■ Goal ■
Copy out every line that contains "varat".
-- BEGIN --
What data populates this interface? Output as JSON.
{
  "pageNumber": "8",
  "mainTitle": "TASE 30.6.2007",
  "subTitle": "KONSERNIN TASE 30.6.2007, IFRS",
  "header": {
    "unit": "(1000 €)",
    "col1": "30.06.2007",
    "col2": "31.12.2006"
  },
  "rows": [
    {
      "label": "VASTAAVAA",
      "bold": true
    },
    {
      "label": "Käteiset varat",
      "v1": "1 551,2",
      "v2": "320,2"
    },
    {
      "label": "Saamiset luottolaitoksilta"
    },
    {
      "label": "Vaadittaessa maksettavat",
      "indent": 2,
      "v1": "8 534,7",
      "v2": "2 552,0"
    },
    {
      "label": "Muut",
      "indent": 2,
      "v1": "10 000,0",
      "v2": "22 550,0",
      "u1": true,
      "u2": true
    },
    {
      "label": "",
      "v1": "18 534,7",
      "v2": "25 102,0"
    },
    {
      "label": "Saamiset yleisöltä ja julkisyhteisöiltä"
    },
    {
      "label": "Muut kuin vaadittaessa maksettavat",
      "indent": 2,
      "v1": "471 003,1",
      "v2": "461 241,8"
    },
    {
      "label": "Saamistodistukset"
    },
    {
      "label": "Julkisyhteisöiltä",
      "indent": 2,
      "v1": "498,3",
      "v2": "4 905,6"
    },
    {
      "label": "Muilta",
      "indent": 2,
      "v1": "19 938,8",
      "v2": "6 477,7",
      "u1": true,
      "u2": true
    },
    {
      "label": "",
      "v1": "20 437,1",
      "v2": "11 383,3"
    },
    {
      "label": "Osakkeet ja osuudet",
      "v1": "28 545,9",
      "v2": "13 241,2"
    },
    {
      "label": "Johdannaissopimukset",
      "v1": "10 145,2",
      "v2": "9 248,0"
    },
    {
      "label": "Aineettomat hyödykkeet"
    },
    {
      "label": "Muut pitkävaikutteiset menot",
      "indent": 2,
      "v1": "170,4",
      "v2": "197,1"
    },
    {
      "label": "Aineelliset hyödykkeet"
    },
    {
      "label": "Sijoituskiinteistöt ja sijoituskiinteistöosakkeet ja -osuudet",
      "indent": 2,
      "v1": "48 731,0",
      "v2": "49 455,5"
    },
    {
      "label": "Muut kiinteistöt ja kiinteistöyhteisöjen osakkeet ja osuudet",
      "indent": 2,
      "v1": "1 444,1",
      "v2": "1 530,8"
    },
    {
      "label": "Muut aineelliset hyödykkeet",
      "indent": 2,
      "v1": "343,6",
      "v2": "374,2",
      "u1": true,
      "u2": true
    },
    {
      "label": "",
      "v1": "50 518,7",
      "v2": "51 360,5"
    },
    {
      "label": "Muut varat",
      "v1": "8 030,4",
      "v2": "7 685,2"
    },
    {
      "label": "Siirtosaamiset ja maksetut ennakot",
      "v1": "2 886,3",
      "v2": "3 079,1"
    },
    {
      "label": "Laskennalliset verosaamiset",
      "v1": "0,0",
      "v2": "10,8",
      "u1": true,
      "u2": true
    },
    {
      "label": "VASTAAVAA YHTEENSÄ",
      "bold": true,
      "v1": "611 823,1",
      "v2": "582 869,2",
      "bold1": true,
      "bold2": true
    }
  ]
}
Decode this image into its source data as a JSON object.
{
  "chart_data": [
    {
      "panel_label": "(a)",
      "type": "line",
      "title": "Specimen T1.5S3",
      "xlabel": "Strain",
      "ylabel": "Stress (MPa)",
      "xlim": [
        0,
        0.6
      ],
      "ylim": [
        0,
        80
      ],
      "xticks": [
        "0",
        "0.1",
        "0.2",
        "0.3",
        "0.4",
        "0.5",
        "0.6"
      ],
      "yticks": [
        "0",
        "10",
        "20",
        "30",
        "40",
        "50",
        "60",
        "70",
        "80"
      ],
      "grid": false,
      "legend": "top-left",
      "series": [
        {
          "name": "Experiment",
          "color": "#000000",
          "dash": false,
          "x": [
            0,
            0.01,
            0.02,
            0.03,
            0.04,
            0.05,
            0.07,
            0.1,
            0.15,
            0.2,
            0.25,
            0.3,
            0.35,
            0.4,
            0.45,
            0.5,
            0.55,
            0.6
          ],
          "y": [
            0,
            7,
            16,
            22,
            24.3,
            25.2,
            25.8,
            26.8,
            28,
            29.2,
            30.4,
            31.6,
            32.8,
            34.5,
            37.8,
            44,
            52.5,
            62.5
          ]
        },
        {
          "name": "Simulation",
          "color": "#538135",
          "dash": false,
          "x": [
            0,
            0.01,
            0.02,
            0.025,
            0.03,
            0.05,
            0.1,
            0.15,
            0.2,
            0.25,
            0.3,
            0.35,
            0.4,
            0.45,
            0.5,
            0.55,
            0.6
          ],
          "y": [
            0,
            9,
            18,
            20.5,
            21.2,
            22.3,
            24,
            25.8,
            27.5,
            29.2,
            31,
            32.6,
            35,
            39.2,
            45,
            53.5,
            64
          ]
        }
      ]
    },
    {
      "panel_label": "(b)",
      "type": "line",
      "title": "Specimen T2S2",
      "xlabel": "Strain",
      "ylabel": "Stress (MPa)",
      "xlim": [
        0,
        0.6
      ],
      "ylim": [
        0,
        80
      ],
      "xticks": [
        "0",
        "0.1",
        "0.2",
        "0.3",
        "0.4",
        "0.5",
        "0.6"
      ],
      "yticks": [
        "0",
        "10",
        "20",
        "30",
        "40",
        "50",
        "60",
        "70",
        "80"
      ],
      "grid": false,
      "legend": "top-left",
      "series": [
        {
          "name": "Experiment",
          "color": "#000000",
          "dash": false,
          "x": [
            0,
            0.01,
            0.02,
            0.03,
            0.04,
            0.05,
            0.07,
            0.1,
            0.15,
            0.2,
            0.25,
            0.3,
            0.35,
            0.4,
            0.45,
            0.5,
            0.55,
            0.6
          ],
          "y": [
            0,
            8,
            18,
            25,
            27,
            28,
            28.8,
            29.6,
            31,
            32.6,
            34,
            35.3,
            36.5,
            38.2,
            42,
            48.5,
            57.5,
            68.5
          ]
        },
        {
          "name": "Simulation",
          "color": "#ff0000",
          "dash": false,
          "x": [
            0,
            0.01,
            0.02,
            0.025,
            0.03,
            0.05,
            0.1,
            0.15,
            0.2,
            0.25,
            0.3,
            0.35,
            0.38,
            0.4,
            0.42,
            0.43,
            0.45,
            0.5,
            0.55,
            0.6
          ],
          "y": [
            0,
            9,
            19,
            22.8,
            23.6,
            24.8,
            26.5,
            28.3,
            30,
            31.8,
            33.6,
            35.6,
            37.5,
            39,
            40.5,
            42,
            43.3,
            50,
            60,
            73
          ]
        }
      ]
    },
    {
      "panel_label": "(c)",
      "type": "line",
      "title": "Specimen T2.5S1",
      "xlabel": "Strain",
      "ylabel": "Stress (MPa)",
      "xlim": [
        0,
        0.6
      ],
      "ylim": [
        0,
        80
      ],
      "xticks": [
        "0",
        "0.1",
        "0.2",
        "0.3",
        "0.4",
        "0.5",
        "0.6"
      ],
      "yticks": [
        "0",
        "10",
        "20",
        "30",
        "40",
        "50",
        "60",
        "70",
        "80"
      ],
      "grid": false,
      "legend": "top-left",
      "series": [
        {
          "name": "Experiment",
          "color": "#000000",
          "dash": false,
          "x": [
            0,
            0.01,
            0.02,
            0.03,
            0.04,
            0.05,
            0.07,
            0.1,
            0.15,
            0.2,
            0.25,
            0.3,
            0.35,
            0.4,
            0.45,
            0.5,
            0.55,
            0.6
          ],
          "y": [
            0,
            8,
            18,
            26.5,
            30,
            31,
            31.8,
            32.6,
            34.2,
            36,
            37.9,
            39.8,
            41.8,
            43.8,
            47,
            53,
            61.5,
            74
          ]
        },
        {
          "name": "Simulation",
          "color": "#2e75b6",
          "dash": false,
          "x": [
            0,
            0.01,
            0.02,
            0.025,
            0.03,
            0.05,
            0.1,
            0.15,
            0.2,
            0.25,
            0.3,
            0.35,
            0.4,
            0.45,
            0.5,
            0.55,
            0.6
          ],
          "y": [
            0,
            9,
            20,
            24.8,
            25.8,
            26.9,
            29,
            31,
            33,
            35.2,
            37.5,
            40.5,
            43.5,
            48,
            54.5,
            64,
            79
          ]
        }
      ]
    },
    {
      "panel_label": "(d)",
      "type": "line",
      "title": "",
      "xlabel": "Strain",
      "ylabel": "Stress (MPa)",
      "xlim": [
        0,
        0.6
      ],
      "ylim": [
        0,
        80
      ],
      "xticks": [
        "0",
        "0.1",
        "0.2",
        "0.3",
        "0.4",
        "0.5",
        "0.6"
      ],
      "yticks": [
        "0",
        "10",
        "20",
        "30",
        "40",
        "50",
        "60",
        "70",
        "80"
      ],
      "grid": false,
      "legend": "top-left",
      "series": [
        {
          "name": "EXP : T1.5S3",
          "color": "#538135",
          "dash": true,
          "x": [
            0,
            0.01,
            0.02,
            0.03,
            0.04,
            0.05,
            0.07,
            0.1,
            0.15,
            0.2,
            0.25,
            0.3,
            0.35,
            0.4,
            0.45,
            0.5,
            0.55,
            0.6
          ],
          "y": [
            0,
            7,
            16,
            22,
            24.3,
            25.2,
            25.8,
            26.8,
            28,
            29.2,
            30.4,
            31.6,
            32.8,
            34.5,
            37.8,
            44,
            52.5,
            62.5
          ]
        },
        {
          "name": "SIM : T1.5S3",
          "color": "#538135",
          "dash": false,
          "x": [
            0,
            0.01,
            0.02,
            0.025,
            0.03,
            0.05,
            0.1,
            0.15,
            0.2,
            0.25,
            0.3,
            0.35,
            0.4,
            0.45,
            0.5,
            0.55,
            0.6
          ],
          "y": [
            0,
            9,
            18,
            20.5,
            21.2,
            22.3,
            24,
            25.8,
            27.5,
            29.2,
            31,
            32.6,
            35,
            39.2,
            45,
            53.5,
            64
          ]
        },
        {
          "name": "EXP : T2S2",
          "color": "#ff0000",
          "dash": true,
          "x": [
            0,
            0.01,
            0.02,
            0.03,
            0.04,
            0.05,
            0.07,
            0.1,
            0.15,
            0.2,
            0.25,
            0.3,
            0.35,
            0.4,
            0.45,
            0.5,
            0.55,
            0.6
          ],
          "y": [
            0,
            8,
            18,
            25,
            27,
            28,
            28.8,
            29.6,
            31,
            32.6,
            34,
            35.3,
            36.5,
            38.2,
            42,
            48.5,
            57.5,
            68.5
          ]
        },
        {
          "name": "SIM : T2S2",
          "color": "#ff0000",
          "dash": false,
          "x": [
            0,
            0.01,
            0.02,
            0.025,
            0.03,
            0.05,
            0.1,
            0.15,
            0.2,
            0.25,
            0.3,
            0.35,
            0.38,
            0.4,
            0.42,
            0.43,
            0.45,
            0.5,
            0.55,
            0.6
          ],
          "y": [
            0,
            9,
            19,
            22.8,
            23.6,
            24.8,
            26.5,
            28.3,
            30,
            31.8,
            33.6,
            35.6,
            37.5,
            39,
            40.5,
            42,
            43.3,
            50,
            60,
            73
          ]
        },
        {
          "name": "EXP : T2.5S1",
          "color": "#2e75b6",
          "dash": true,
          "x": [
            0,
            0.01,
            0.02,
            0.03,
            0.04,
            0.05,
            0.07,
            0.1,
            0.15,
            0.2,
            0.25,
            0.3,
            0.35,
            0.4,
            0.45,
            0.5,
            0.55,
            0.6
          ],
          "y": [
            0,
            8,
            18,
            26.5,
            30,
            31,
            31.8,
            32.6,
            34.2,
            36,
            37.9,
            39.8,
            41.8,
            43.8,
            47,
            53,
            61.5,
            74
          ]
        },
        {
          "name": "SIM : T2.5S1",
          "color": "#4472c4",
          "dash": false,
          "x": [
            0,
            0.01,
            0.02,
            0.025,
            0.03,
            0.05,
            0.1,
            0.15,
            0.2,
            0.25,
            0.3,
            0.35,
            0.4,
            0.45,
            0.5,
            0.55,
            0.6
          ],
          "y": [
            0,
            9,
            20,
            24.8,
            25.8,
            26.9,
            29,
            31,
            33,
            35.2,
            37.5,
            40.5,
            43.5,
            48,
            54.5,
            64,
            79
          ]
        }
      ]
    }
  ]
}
-- END --
■ Output below ■
      "label": "Käteiset varat",
      "label": "Muut varat",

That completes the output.